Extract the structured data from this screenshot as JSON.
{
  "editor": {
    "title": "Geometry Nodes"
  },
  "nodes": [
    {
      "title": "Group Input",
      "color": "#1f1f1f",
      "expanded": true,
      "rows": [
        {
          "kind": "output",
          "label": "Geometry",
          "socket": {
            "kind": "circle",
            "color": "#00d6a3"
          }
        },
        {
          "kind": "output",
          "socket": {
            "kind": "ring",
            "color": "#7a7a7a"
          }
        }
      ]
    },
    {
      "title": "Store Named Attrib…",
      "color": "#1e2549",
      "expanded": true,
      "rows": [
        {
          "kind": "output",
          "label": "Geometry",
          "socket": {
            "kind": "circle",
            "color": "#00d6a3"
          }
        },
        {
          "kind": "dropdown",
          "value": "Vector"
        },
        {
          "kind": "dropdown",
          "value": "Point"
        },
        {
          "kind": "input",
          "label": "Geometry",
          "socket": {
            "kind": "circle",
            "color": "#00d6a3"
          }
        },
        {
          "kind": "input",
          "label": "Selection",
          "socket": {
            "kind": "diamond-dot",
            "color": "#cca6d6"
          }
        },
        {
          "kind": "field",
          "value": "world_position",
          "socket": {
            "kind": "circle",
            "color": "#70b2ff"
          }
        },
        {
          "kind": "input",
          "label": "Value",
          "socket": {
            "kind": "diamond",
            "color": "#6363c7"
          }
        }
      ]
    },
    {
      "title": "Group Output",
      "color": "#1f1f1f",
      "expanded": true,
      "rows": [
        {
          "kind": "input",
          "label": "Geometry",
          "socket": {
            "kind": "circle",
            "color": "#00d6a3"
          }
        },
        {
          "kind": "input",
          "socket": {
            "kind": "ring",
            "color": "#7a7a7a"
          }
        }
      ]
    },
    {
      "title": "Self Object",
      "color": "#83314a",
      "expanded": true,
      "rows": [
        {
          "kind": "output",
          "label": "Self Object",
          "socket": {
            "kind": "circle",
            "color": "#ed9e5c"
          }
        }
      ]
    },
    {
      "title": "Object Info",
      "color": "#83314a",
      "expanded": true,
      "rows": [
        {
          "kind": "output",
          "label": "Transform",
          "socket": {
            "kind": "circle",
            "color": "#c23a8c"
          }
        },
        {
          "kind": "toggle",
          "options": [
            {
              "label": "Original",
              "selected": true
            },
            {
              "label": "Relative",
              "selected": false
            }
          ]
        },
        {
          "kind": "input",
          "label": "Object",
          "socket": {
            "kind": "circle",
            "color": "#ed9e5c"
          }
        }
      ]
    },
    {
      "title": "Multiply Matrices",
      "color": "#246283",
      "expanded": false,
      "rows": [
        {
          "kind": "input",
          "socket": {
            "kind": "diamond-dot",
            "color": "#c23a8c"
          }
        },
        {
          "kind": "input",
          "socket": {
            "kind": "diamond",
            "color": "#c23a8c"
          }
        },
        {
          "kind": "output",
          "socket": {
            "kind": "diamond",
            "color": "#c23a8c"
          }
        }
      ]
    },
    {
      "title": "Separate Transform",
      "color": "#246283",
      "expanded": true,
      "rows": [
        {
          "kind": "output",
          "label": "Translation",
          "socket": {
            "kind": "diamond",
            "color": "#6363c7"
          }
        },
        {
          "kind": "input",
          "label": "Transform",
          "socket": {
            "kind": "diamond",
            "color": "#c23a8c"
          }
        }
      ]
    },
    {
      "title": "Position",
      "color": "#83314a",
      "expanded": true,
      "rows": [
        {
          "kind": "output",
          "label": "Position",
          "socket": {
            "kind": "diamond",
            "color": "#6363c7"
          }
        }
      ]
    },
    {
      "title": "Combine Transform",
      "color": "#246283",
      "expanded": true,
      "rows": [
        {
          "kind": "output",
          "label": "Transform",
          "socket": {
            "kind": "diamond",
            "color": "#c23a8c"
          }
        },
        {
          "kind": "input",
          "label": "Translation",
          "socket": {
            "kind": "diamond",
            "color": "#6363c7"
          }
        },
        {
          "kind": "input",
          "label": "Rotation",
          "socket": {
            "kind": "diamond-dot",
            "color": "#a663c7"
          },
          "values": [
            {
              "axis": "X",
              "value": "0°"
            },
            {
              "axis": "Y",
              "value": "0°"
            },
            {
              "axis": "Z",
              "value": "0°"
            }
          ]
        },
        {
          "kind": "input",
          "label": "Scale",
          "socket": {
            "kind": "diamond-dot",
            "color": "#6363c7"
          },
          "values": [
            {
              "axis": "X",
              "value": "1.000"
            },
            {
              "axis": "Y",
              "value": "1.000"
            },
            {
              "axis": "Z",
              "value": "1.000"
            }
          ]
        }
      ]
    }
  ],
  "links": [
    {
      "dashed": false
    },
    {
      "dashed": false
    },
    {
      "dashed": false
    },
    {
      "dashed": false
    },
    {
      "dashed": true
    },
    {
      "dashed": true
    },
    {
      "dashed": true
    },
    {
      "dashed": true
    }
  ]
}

______

- [INSTRUCTIONS TO FOLLOW]:
Go through the data and count each line that has the word "Self", then give the total alone.

- [CORRECT ANSWER]:
2